→ **Records**
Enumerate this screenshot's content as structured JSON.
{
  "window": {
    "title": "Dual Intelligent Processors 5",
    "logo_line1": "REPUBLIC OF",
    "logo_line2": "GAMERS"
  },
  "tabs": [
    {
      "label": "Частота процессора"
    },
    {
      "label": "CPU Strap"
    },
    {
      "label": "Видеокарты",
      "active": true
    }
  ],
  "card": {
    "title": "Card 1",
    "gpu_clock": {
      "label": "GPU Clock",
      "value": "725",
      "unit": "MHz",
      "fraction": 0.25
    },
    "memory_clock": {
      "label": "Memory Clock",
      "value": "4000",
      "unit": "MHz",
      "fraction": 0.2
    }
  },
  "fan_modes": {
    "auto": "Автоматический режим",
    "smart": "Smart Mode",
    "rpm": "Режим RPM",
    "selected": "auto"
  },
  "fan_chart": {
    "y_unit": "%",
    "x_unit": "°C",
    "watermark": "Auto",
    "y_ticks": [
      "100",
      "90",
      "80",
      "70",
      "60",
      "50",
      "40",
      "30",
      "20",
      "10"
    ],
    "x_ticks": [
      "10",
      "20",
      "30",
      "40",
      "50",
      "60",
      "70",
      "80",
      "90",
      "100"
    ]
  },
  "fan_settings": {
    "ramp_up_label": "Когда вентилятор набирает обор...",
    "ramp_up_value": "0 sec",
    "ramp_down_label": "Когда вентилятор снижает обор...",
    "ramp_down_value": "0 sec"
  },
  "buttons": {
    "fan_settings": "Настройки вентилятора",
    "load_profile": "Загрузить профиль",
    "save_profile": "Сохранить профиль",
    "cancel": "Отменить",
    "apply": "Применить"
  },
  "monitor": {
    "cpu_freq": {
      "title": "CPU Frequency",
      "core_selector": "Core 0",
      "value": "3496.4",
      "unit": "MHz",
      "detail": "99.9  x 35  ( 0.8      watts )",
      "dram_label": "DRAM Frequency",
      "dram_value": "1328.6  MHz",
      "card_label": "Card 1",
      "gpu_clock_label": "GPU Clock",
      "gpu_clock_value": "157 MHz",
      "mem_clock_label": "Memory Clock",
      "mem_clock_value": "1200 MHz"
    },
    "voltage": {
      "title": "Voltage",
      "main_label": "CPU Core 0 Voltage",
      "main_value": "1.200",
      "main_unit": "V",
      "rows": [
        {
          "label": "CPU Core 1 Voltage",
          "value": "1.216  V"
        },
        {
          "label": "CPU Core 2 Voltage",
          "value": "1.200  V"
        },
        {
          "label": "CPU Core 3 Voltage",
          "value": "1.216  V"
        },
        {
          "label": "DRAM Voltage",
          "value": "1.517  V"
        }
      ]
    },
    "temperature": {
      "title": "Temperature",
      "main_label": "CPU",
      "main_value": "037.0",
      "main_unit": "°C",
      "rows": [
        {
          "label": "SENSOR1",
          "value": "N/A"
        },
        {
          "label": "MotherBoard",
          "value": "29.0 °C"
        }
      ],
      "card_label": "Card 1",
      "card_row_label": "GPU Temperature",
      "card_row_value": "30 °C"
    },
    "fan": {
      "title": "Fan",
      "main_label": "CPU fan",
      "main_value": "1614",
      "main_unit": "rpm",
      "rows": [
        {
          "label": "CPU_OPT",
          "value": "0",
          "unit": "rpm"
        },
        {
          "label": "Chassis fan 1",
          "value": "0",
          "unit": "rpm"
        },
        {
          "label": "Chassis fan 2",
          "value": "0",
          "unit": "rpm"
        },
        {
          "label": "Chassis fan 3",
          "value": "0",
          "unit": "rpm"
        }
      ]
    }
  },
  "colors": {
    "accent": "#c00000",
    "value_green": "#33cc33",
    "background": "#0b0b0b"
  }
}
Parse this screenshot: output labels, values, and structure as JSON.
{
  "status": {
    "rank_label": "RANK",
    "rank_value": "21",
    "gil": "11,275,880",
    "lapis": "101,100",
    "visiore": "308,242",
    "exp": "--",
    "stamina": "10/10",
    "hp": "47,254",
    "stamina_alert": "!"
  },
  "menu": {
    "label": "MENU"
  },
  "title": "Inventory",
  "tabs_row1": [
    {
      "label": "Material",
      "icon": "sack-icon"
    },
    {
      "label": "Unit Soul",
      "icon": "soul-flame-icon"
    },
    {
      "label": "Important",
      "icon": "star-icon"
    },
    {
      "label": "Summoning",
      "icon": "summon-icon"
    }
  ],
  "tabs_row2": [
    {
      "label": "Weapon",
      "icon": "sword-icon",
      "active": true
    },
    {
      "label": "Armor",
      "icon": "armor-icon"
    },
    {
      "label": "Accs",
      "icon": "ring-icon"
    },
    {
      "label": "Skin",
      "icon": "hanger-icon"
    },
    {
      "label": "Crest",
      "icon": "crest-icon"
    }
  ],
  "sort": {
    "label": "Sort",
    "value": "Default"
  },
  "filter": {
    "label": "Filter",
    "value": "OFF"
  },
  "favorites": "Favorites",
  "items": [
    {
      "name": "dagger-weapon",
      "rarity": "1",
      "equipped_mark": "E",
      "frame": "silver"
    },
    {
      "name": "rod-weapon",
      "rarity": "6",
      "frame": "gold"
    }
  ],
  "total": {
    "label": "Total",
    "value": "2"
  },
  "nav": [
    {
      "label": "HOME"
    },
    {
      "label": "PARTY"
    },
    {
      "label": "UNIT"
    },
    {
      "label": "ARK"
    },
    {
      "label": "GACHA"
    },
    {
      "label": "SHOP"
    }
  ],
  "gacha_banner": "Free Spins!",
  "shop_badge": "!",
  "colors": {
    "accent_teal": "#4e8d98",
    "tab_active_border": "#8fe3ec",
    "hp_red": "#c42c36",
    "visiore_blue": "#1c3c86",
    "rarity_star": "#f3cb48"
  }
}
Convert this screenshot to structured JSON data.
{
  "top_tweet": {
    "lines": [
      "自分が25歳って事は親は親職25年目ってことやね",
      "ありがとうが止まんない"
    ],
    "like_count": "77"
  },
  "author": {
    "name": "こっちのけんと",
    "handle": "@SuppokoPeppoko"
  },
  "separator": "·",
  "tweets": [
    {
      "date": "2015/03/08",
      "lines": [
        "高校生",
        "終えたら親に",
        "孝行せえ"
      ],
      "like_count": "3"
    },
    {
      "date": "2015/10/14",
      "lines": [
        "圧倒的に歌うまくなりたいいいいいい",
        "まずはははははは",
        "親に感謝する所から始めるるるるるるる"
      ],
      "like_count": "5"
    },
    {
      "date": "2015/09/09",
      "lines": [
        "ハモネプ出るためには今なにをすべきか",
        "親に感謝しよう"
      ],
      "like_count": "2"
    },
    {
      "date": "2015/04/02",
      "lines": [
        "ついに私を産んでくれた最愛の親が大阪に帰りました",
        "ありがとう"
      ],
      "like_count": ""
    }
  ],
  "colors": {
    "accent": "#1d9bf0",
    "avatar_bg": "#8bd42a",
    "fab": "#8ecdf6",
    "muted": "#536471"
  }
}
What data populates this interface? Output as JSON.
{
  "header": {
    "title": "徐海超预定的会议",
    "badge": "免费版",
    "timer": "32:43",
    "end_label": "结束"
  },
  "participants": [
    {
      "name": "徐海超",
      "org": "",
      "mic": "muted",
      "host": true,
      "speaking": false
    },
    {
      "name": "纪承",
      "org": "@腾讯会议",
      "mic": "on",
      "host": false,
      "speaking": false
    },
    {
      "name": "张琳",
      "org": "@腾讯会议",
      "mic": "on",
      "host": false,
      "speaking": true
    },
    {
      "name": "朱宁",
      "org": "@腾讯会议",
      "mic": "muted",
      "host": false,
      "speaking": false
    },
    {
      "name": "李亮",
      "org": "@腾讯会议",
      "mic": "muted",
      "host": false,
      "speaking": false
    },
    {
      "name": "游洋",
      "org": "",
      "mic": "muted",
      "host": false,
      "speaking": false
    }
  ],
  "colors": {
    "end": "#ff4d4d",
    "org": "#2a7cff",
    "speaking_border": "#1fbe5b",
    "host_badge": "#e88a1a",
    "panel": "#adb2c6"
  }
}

→ **What to work on**
Return from the data every line that holds "this".

→ **Exercise result**
Enumerate this screenshot's content as structured JSON.
Parse this screenshot: output labels, values, and structure as JSON.
Convert this screenshot to structured JSON data.
What data populates this interface? Output as JSON.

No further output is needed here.